- _Your goal_: Extract every line that includes the string "ΔCoVaR".

Recorded data:

▼

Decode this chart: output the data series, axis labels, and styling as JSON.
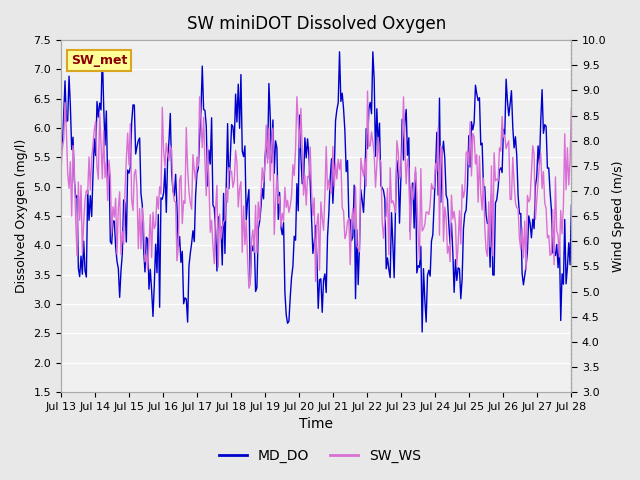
{
  "title": "SW miniDOT Dissolved Oxygen",
  "xlabel": "Time",
  "ylabel_left": "Dissolved Oxygen (mg/l)",
  "ylabel_right": "Wind Speed (m/s)",
  "annotation_text": "SW_met",
  "annotation_color": "#8B0000",
  "annotation_bg": "#FFFF99",
  "annotation_border": "#DAA520",
  "ylim_left": [
    1.5,
    7.5
  ],
  "ylim_right": [
    3.0,
    10.0
  ],
  "yticks_left": [
    1.5,
    2.0,
    2.5,
    3.0,
    3.5,
    4.0,
    4.5,
    5.0,
    5.5,
    6.0,
    6.5,
    7.0,
    7.5
  ],
  "yticks_right": [
    3.0,
    3.5,
    4.0,
    4.5,
    5.0,
    5.5,
    6.0,
    6.5,
    7.0,
    7.5,
    8.0,
    8.5,
    9.0,
    9.5,
    10.0
  ],
  "xtick_labels": [
    "Jul 13",
    "Jul 14",
    "Jul 15",
    "Jul 16",
    "Jul 17",
    "Jul 18",
    "Jul 19",
    "Jul 20",
    "Jul 21",
    "Jul 22",
    "Jul 23",
    "Jul 24",
    "Jul 25",
    "Jul 26",
    "Jul 27",
    "Jul 28"
  ],
  "xtick_positions": [
    0,
    1,
    2,
    3,
    4,
    5,
    6,
    7,
    8,
    9,
    10,
    11,
    12,
    13,
    14,
    15
  ],
  "xlim": [
    0,
    15
  ],
  "color_do": "#0000CD",
  "color_ws": "#DA70D6",
  "legend_labels": [
    "MD_DO",
    "SW_WS"
  ],
  "background_color": "#E8E8E8",
  "plot_bg_color": "#F0F0F0",
  "grid_color": "white",
  "seed": 42
}
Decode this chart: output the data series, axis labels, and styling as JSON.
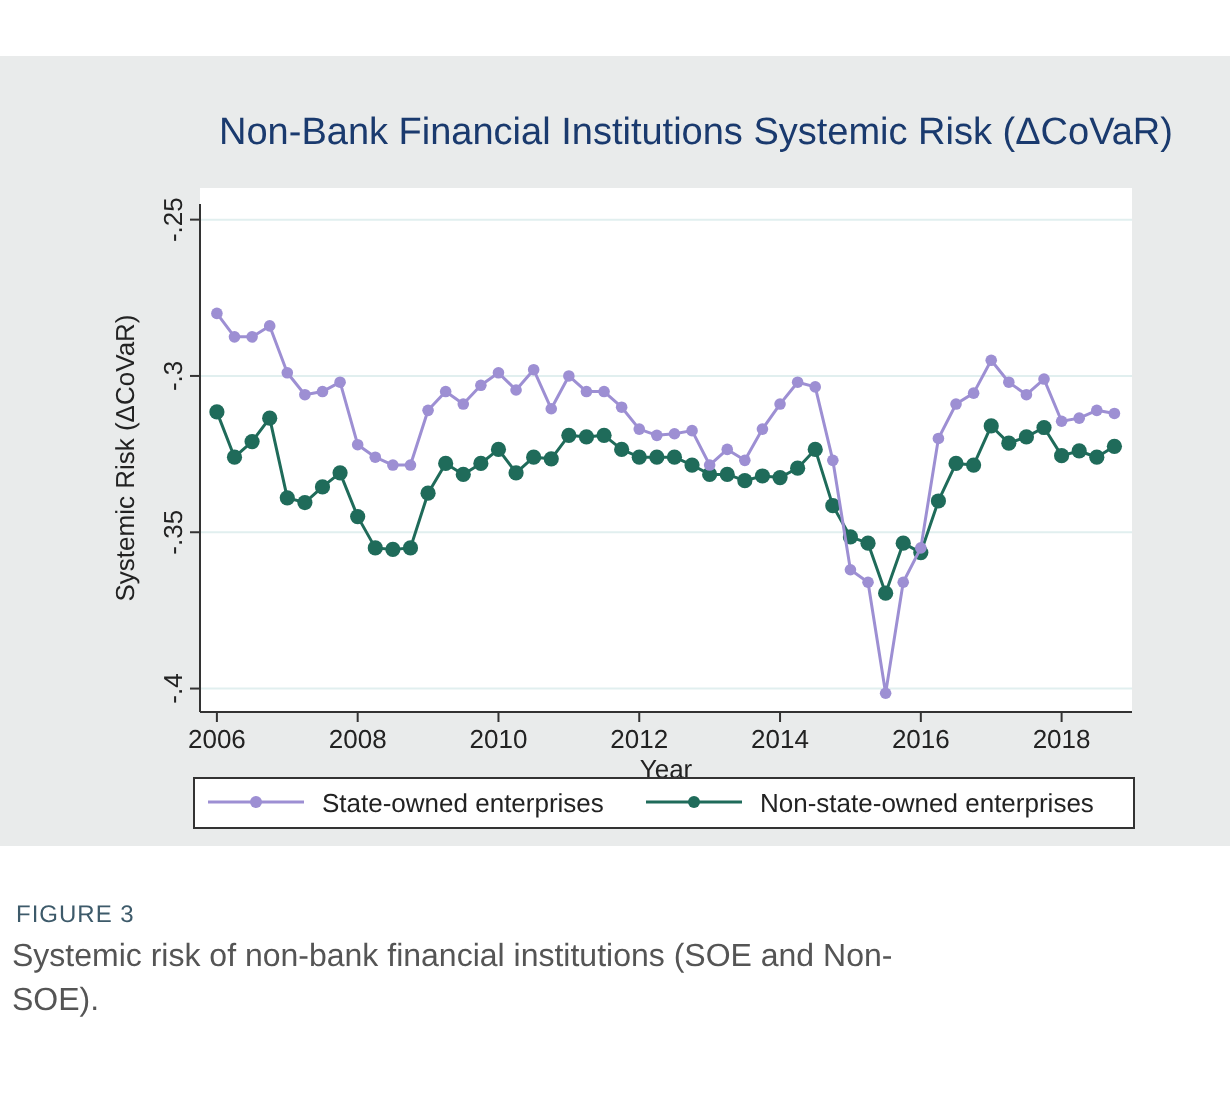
{
  "chart_data": {
    "type": "line",
    "title": "Non-Bank Financial Institutions Systemic Risk (ΔCoVaR)",
    "xlabel": "Year",
    "ylabel": "Systemic Risk (ΔCoVaR)",
    "annotations": [
      "FIGURE 3",
      "Systemic risk of non-bank financial institutions (SOE and Non-SOE)."
    ],
    "x": [
      2006,
      2006.25,
      2006.5,
      2006.75,
      2007,
      2007.25,
      2007.5,
      2007.75,
      2008,
      2008.25,
      2008.5,
      2008.75,
      2009,
      2009.25,
      2009.5,
      2009.75,
      2010,
      2010.25,
      2010.5,
      2010.75,
      2011,
      2011.25,
      2011.5,
      2011.75,
      2012,
      2012.25,
      2012.5,
      2012.75,
      2013,
      2013.25,
      2013.5,
      2013.75,
      2014,
      2014.25,
      2014.5,
      2014.75,
      2015,
      2015.25,
      2015.5,
      2015.75,
      2016,
      2016.25,
      2016.5,
      2016.75,
      2017,
      2017.25,
      2017.5,
      2017.75,
      2018,
      2018.25,
      2018.5,
      2018.75
    ],
    "series": [
      {
        "name": "State-owned enterprises",
        "color": "#9d8fd3",
        "values": [
          -0.28,
          -0.2875,
          -0.2875,
          -0.284,
          -0.299,
          -0.306,
          -0.305,
          -0.302,
          -0.322,
          -0.326,
          -0.3285,
          -0.3285,
          -0.311,
          -0.305,
          -0.309,
          -0.303,
          -0.299,
          -0.3045,
          -0.298,
          -0.3105,
          -0.3,
          -0.305,
          -0.305,
          -0.31,
          -0.317,
          -0.319,
          -0.3185,
          -0.3175,
          -0.3285,
          -0.3235,
          -0.327,
          -0.317,
          -0.309,
          -0.302,
          -0.3035,
          -0.327,
          -0.362,
          -0.366,
          -0.4015,
          -0.366,
          -0.355,
          -0.32,
          -0.309,
          -0.3055,
          -0.295,
          -0.302,
          -0.306,
          -0.301,
          -0.3145,
          -0.3135,
          -0.311,
          -0.312
        ]
      },
      {
        "name": "Non-state-owned enterprises",
        "color": "#1f6b5a",
        "values": [
          -0.3115,
          -0.326,
          -0.321,
          -0.3135,
          -0.339,
          -0.3405,
          -0.3355,
          -0.331,
          -0.345,
          -0.355,
          -0.3555,
          -0.355,
          -0.3375,
          -0.328,
          -0.3315,
          -0.328,
          -0.3235,
          -0.331,
          -0.326,
          -0.3265,
          -0.319,
          -0.3195,
          -0.319,
          -0.3235,
          -0.326,
          -0.326,
          -0.326,
          -0.3285,
          -0.3315,
          -0.3315,
          -0.3335,
          -0.332,
          -0.3325,
          -0.3295,
          -0.3235,
          -0.3415,
          -0.3515,
          -0.3535,
          -0.3695,
          -0.3535,
          -0.3565,
          -0.34,
          -0.328,
          -0.3285,
          -0.316,
          -0.3215,
          -0.3195,
          -0.3165,
          -0.3255,
          -0.324,
          -0.326,
          -0.3225
        ]
      }
    ],
    "xlim": [
      2005.76,
      2019
    ],
    "xticks": [
      2006,
      2008,
      2010,
      2012,
      2014,
      2016,
      2018
    ],
    "ylim": [
      -0.4075,
      -0.245
    ],
    "yticks": [
      {
        "value": -0.25,
        "label": "-.25"
      },
      {
        "value": -0.3,
        "label": "-.3"
      },
      {
        "value": -0.35,
        "label": "-.35"
      },
      {
        "value": -0.4,
        "label": "-.4"
      }
    ],
    "grid": "y",
    "legend": "bottom",
    "marker": "circle",
    "line_style": "solid"
  }
}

▲

- _Solution below_:
    "title": "Non-Bank Financial Institutions Systemic Risk (ΔCoVaR)",
    "ylabel": "Systemic Risk (ΔCoVaR)",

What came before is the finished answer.